-------- Extracted entries --------

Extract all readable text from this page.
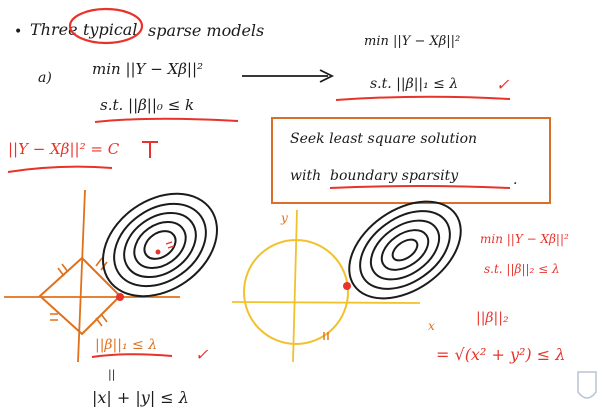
• Three typical sparse models
a)	min ||Y − Xβ||²
s.t. ||β||₀ ≤ k
min ||Y − Xβ||²
s.t. ||β||₁ ≤ λ ✓
||Y − Xβ||² = C
Seek least square solution
with boundary sparsity	.
||β||₁ ≤ λ ✓
||
|x| + |y| ≤ λ
y
x
min ||Y − Xβ||²
s.t. ||β||₂ ≤ λ
||β||₂
= √(x² + y²) ≤ λ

--------

- **Requirement**:
Copy the whole of the material above exactly, but not its images.

- **Correct response**:
Extract all readable text from this page.
• Three typical sparse models
a)	min ||Y − Xβ||²
s.t. ||β||₀ ≤ k
min ||Y − Xβ||²
s.t. ||β||₁ ≤ λ ✓
||Y − Xβ||² = C
Seek least square solution
with boundary sparsity	.
||β||₁ ≤ λ ✓
||
|x| + |y| ≤ λ
y
x
min ||Y − Xβ||²
s.t. ||β||₂ ≤ λ
||β||₂
= √(x² + y²) ≤ λ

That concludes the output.